Entries taken from a collection
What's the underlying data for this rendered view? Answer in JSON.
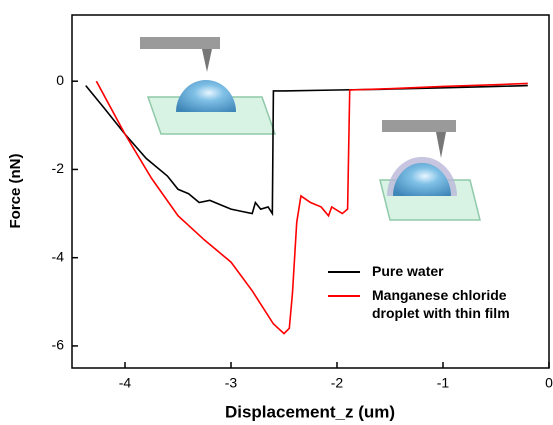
{
  "chart_data": {
    "type": "line",
    "xlabel": "Displacement_z (um)",
    "ylabel": "Force (nN)",
    "xlim": [
      -4.5,
      0
    ],
    "ylim": [
      -6.5,
      1.5
    ],
    "xticks": [
      -4,
      -3,
      -2,
      -1,
      0
    ],
    "yticks": [
      0,
      -2,
      -4,
      -6
    ],
    "series": [
      {
        "name": "Pure water",
        "color": "#000000",
        "x": [
          -4.37,
          -4.2,
          -4.0,
          -3.8,
          -3.6,
          -3.5,
          -3.45,
          -3.4,
          -3.3,
          -3.2,
          -3.1,
          -3.0,
          -2.9,
          -2.8,
          -2.77,
          -2.72,
          -2.65,
          -2.61,
          -2.6,
          -2.5,
          -2.0,
          -1.5,
          -1.0,
          -0.5,
          -0.2
        ],
        "values": [
          -0.1,
          -0.6,
          -1.2,
          -1.75,
          -2.15,
          -2.45,
          -2.5,
          -2.55,
          -2.75,
          -2.7,
          -2.8,
          -2.9,
          -2.95,
          -3.0,
          -2.75,
          -2.9,
          -2.85,
          -3.0,
          -0.22,
          -0.22,
          -0.2,
          -0.18,
          -0.15,
          -0.12,
          -0.1
        ]
      },
      {
        "name": "Manganese chloride droplet with thin film",
        "color": "#ff0000",
        "x": [
          -4.27,
          -4.0,
          -3.75,
          -3.5,
          -3.25,
          -3.0,
          -2.8,
          -2.6,
          -2.5,
          -2.45,
          -2.42,
          -2.38,
          -2.34,
          -2.25,
          -2.15,
          -2.08,
          -2.05,
          -1.95,
          -1.9,
          -1.88,
          -1.5,
          -1.0,
          -0.5,
          -0.2
        ],
        "values": [
          0,
          -1.2,
          -2.2,
          -3.05,
          -3.6,
          -4.1,
          -4.75,
          -5.5,
          -5.72,
          -5.6,
          -4.8,
          -3.2,
          -2.6,
          -2.75,
          -2.85,
          -3.05,
          -2.85,
          -3.0,
          -2.9,
          -0.2,
          -0.17,
          -0.12,
          -0.08,
          -0.05
        ]
      }
    ]
  }
}
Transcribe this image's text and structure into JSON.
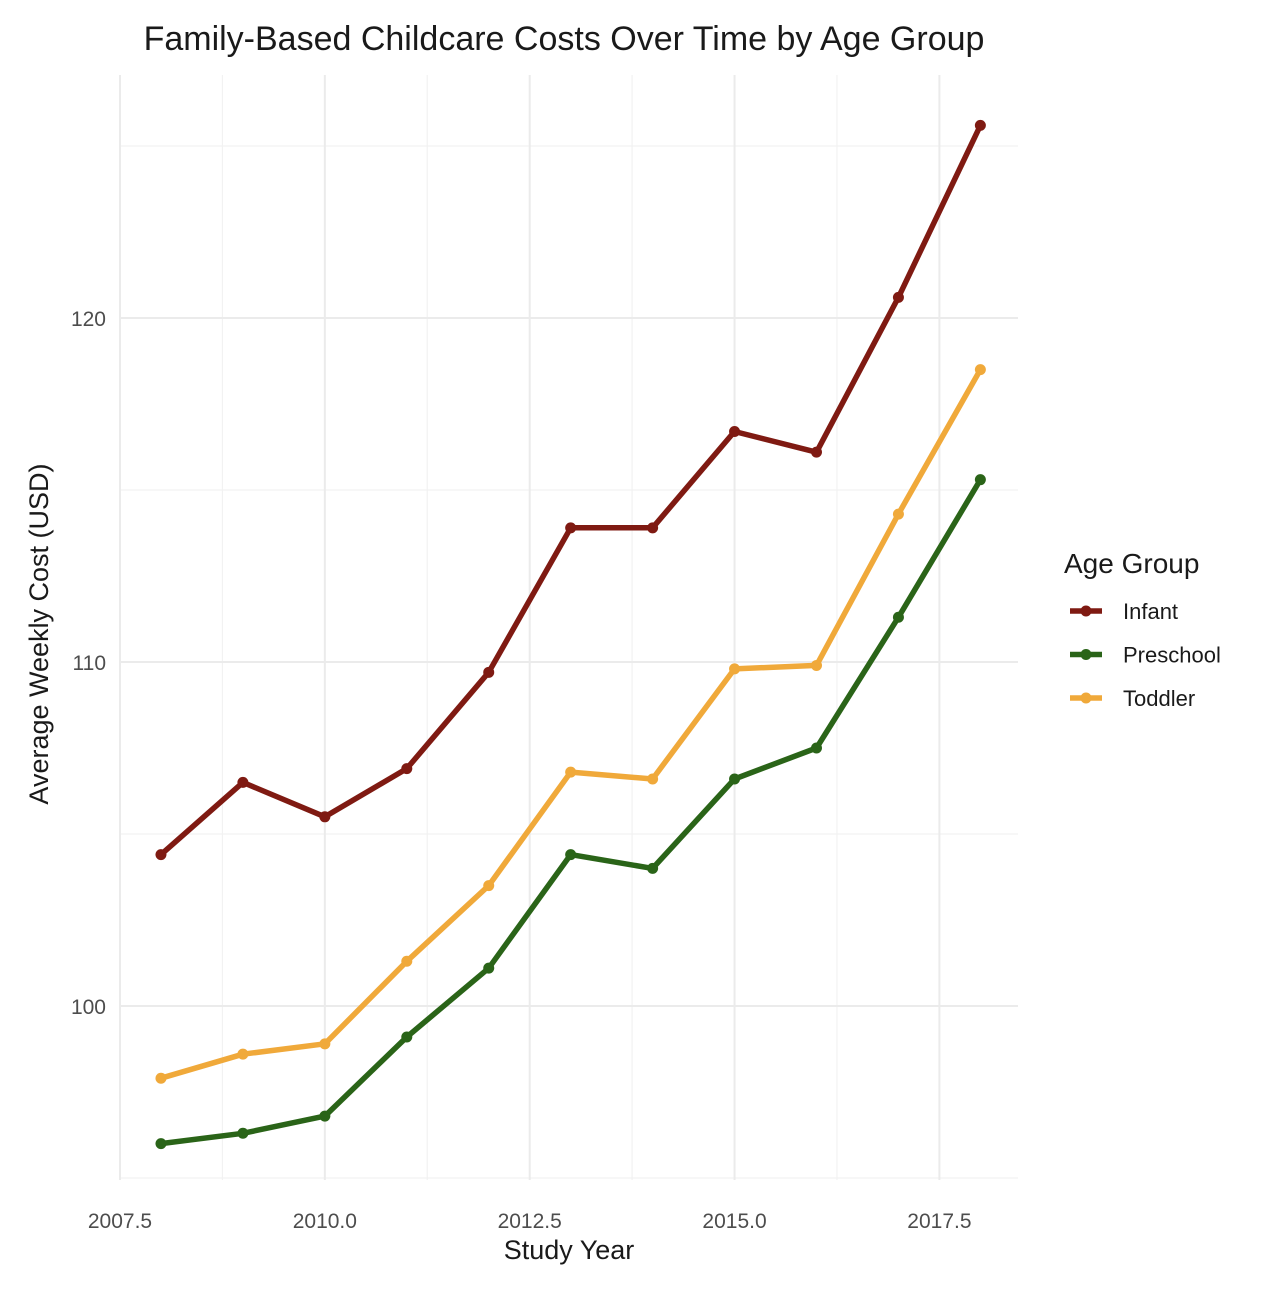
{
  "chart_data": {
    "type": "line",
    "title": "Family-Based Childcare Costs Over Time by Age Group",
    "xlabel": "Study Year",
    "ylabel": "Average Weekly Cost (USD)",
    "x": [
      2008,
      2009,
      2010,
      2011,
      2012,
      2013,
      2014,
      2015,
      2016,
      2017,
      2018
    ],
    "xlim": [
      2008,
      2018
    ],
    "ylim": [
      96,
      126
    ],
    "x_ticks": [
      2007.5,
      2010.0,
      2012.5,
      2015.0,
      2017.5
    ],
    "x_tick_labels": [
      "2007.5",
      "2010.0",
      "2012.5",
      "2015.0",
      "2017.5"
    ],
    "y_ticks": [
      100,
      110,
      120
    ],
    "y_tick_labels": [
      "100",
      "110",
      "120"
    ],
    "grid": true,
    "legend": {
      "title": "Age Group",
      "position": "right"
    },
    "series": [
      {
        "name": "Infant",
        "color": "#7f1a12",
        "values": [
          104.4,
          106.5,
          105.5,
          106.9,
          109.7,
          113.9,
          113.9,
          116.7,
          116.1,
          120.6,
          125.6
        ]
      },
      {
        "name": "Preschool",
        "color": "#2a6418",
        "values": [
          96.0,
          96.3,
          96.8,
          99.1,
          101.1,
          104.4,
          104.0,
          106.6,
          107.5,
          111.3,
          115.3
        ]
      },
      {
        "name": "Toddler",
        "color": "#f0a93a",
        "values": [
          97.9,
          98.6,
          98.9,
          101.3,
          103.5,
          106.8,
          106.6,
          109.8,
          109.9,
          114.3,
          118.5
        ]
      }
    ]
  }
}
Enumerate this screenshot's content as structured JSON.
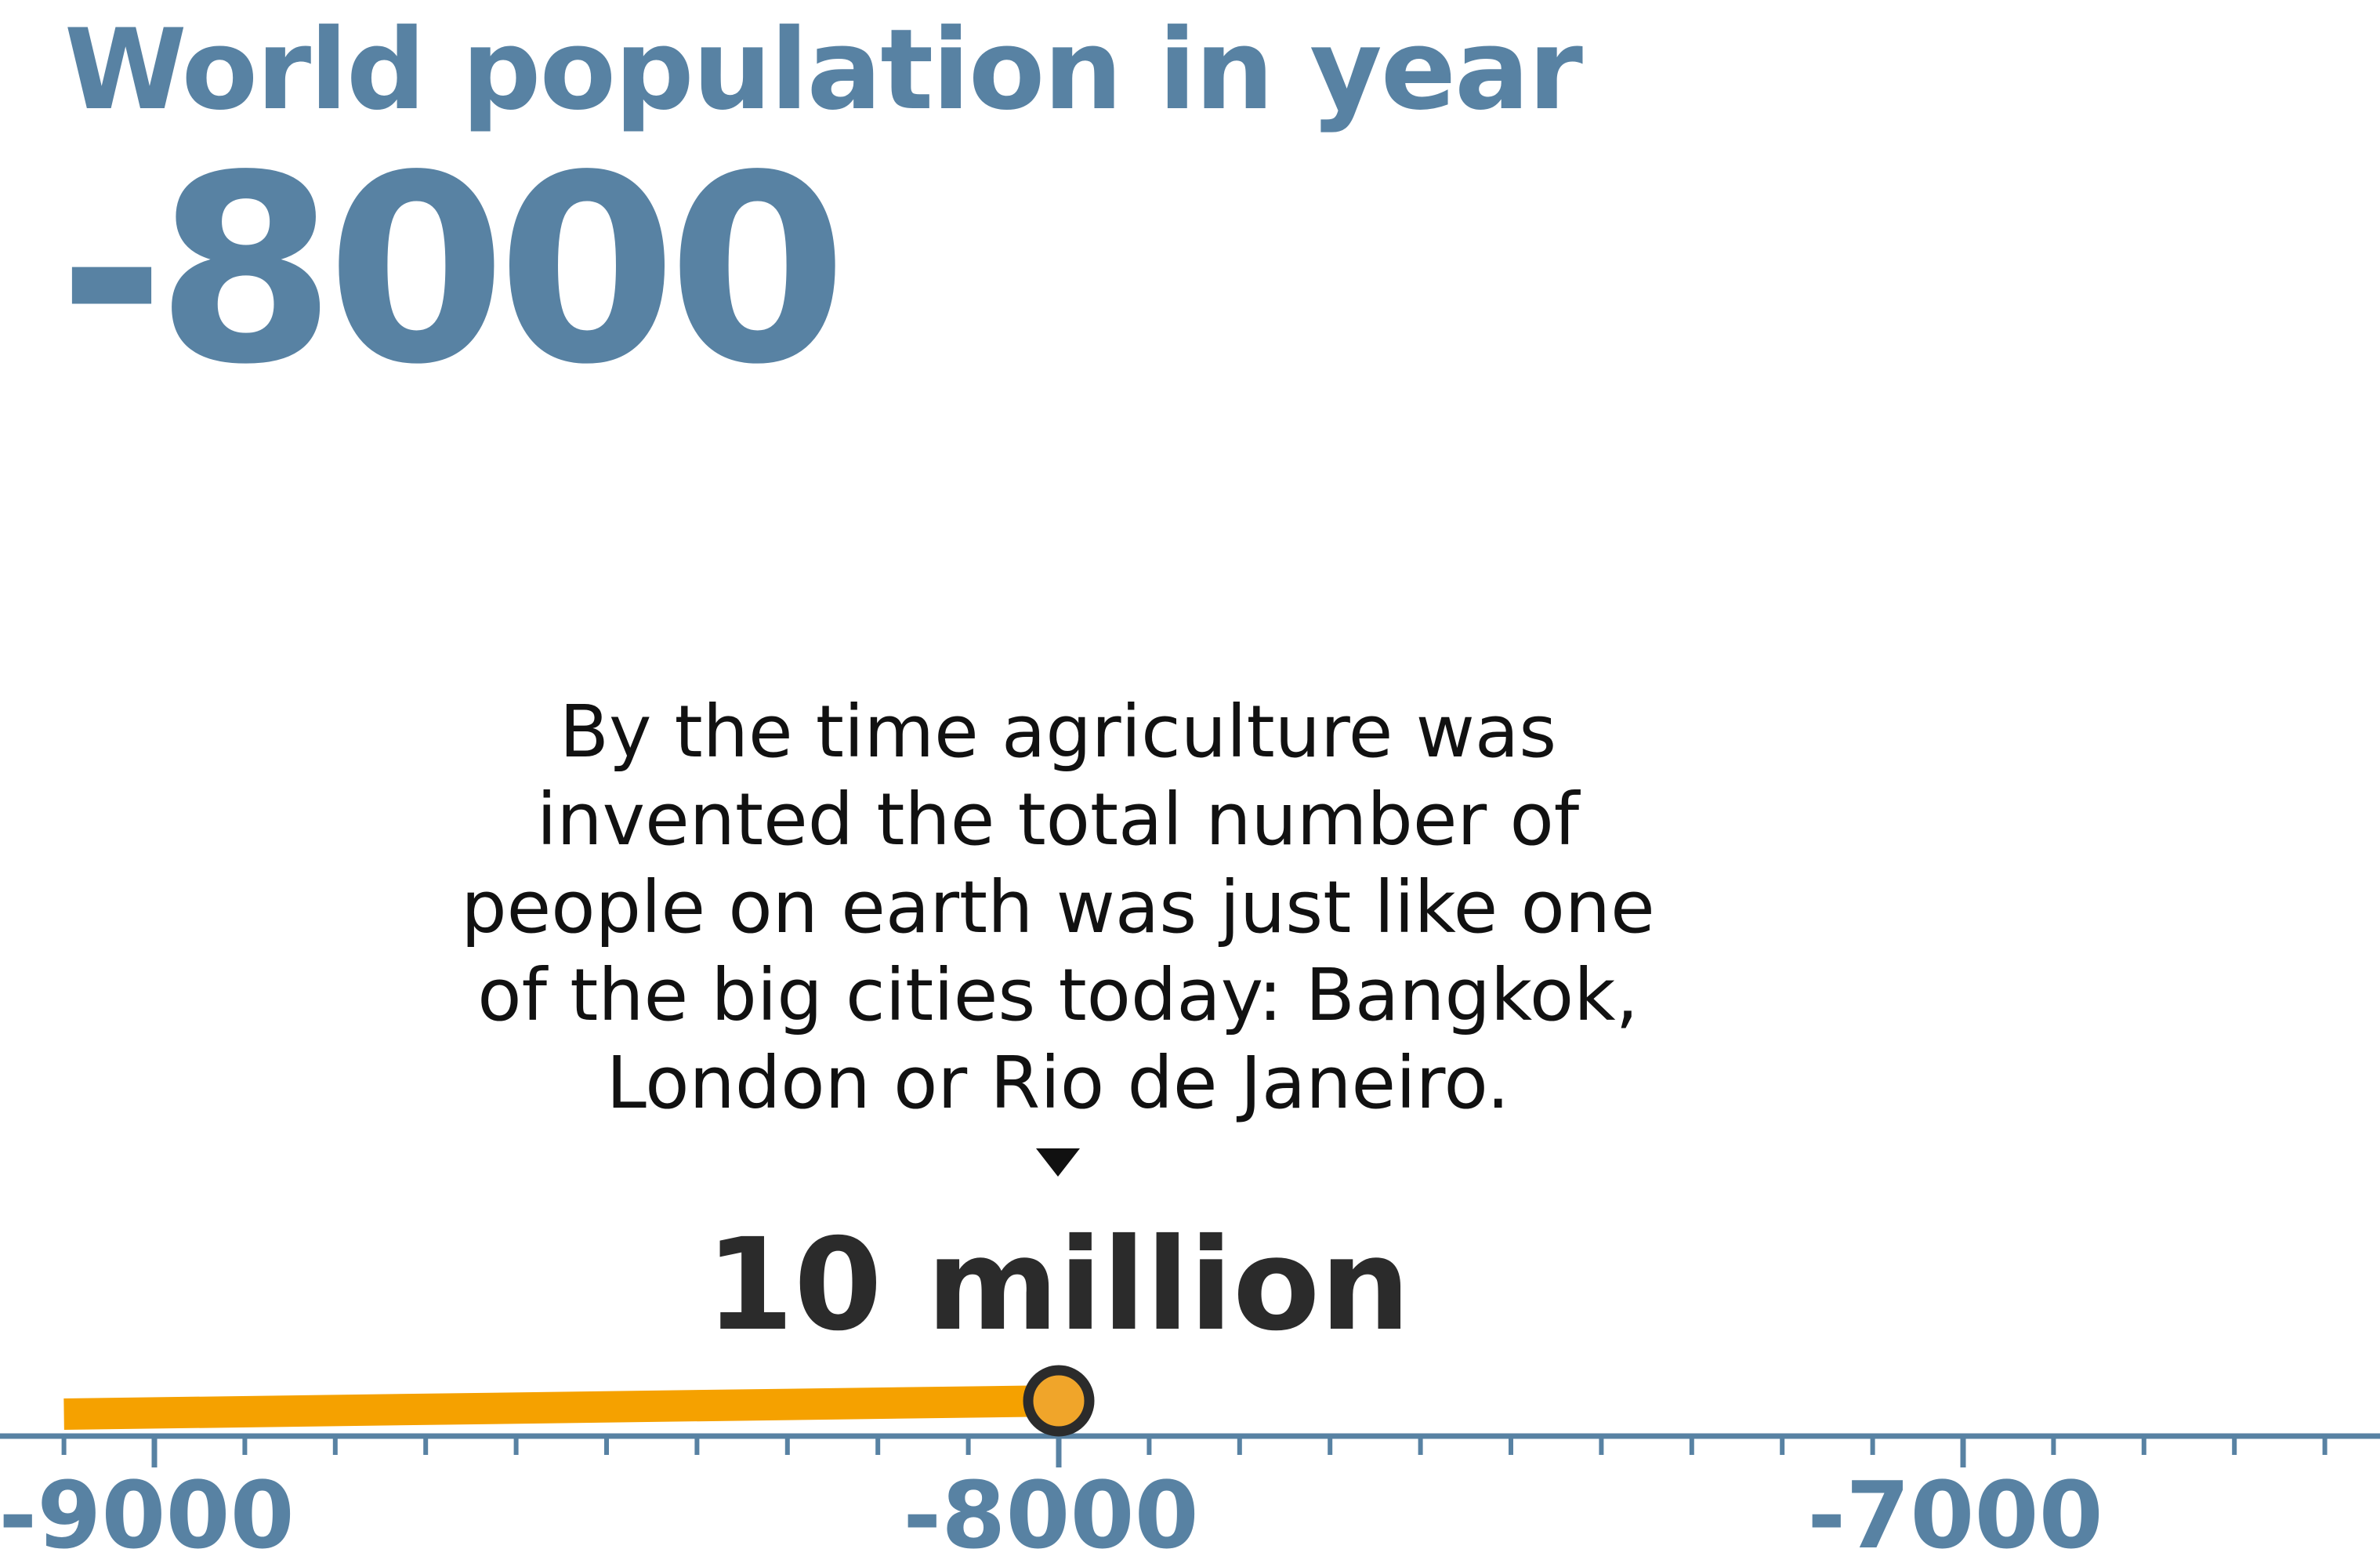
{
  "header": {
    "line1": "World population in year",
    "year": "-8000"
  },
  "annotation": {
    "lines": [
      "By the time agriculture was",
      "invented the total number of",
      "people on earth was just like one",
      "of the big cities today: Bangkok,",
      "London or Rio de Janeiro."
    ]
  },
  "current_value_label": "10 million",
  "colors": {
    "accent": "#5882a3",
    "line": "#f5a100",
    "marker_fill": "#f0a52a",
    "marker_stroke": "#2b2b2b",
    "text": "#111111"
  },
  "chart_data": {
    "type": "line",
    "title": "World population in year",
    "xlabel": "",
    "ylabel": "",
    "x_range": [
      -9100,
      -6550
    ],
    "x_ticks": [
      -9000,
      -8000,
      -7000
    ],
    "x_tick_labels": [
      "-9000",
      "-8000",
      "-7000"
    ],
    "minor_tick_step": 100,
    "series": [
      {
        "x": [
          -9100,
          -8000
        ],
        "y": [
          8,
          10
        ]
      }
    ],
    "highlight": {
      "x": -8000,
      "y": 10,
      "label": "10 million"
    },
    "grid": false
  }
}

▸ **Aim**: Your task is an exact transcription of all the data, minus the pictures.

▸ **Correct response**:
What's the underlying data for this rendered view? Answer in JSON.
{
  "chart_data": {
    "type": "line",
    "xlabel": "Displacement_z (um)",
    "ylabel": "Force (nN)",
    "xlim": [
      -4.5,
      0
    ],
    "ylim": [
      -6.5,
      1.5
    ],
    "xticks": [
      -4,
      -3,
      -2,
      -1,
      0
    ],
    "yticks": [
      0,
      -2,
      -4,
      -6
    ],
    "series": [
      {
        "name": "Pure water",
        "color": "#000000",
        "x": [
          -4.37,
          -4.2,
          -4.0,
          -3.8,
          -3.6,
          -3.5,
          -3.45,
          -3.4,
          -3.3,
          -3.2,
          -3.1,
          -3.0,
          -2.9,
          -2.8,
          -2.77,
          -2.72,
          -2.65,
          -2.61,
          -2.6,
          -2.5,
          -2.0,
          -1.5,
          -1.0,
          -0.5,
          -0.2
        ],
        "values": [
          -0.1,
          -0.6,
          -1.2,
          -1.75,
          -2.15,
          -2.45,
          -2.5,
          -2.55,
          -2.75,
          -2.7,
          -2.8,
          -2.9,
          -2.95,
          -3.0,
          -2.75,
          -2.9,
          -2.85,
          -3.0,
          -0.22,
          -0.22,
          -0.2,
          -0.18,
          -0.15,
          -0.12,
          -0.1
        ]
      },
      {
        "name": "Manganese chloride droplet with thin film",
        "color": "#ff0000",
        "x": [
          -4.27,
          -4.0,
          -3.75,
          -3.5,
          -3.25,
          -3.0,
          -2.8,
          -2.6,
          -2.5,
          -2.45,
          -2.42,
          -2.38,
          -2.34,
          -2.25,
          -2.15,
          -2.08,
          -2.05,
          -1.95,
          -1.9,
          -1.88,
          -1.5,
          -1.0,
          -0.5,
          -0.2
        ],
        "values": [
          0,
          -1.2,
          -2.2,
          -3.05,
          -3.6,
          -4.1,
          -4.75,
          -5.5,
          -5.72,
          -5.6,
          -4.8,
          -3.2,
          -2.6,
          -2.75,
          -2.85,
          -3.05,
          -2.85,
          -3.0,
          -2.9,
          -0.2,
          -0.17,
          -0.12,
          -0.08,
          -0.05
        ]
      }
    ]
  }
}
Transcribe this image's text and structure into JSON.
{
  "chart_data": {
    "type": "line",
    "title": "Family-Based Childcare Costs Over Time by Age Group",
    "xlabel": "Study Year",
    "ylabel": "Average Weekly Cost (USD)",
    "x": [
      2008,
      2009,
      2010,
      2011,
      2012,
      2013,
      2014,
      2015,
      2016,
      2017,
      2018
    ],
    "xlim": [
      2008,
      2018
    ],
    "ylim": [
      96,
      126
    ],
    "x_ticks": [
      2007.5,
      2010.0,
      2012.5,
      2015.0,
      2017.5
    ],
    "x_tick_labels": [
      "2007.5",
      "2010.0",
      "2012.5",
      "2015.0",
      "2017.5"
    ],
    "y_ticks": [
      100,
      110,
      120
    ],
    "y_tick_labels": [
      "100",
      "110",
      "120"
    ],
    "grid": true,
    "legend": {
      "title": "Age Group",
      "position": "right"
    },
    "series": [
      {
        "name": "Infant",
        "color": "#7f1a12",
        "values": [
          104.4,
          106.5,
          105.5,
          106.9,
          109.7,
          113.9,
          113.9,
          116.7,
          116.1,
          120.6,
          125.6
        ]
      },
      {
        "name": "Preschool",
        "color": "#2a6418",
        "values": [
          96.0,
          96.3,
          96.8,
          99.1,
          101.1,
          104.4,
          104.0,
          106.6,
          107.5,
          111.3,
          115.3
        ]
      },
      {
        "name": "Toddler",
        "color": "#f0a93a",
        "values": [
          97.9,
          98.6,
          98.9,
          101.3,
          103.5,
          106.8,
          106.6,
          109.8,
          109.9,
          114.3,
          118.5
        ]
      }
    ]
  }
}
Enumerate this screenshot's content as structured JSON.
{
  "header": {
    "line1": "World population in year",
    "year": "-8000"
  },
  "annotation": {
    "lines": [
      "By the time agriculture was",
      "invented the total number of",
      "people on earth was just like one",
      "of the big cities today: Bangkok,",
      "London or Rio de Janeiro."
    ]
  },
  "current_value_label": "10 million",
  "colors": {
    "accent": "#5882a3",
    "line": "#f5a100",
    "marker_fill": "#f0a52a",
    "marker_stroke": "#2b2b2b",
    "text": "#111111"
  },
  "chart_data": {
    "type": "line",
    "title": "World population in year",
    "xlabel": "",
    "ylabel": "",
    "x_range": [
      -9100,
      -6550
    ],
    "x_ticks": [
      -9000,
      -8000,
      -7000
    ],
    "x_tick_labels": [
      "-9000",
      "-8000",
      "-7000"
    ],
    "minor_tick_step": 100,
    "series": [
      {
        "x": [
          -9100,
          -8000
        ],
        "y": [
          8,
          10
        ]
      }
    ],
    "highlight": {
      "x": -8000,
      "y": 10,
      "label": "10 million"
    },
    "grid": false
  }
}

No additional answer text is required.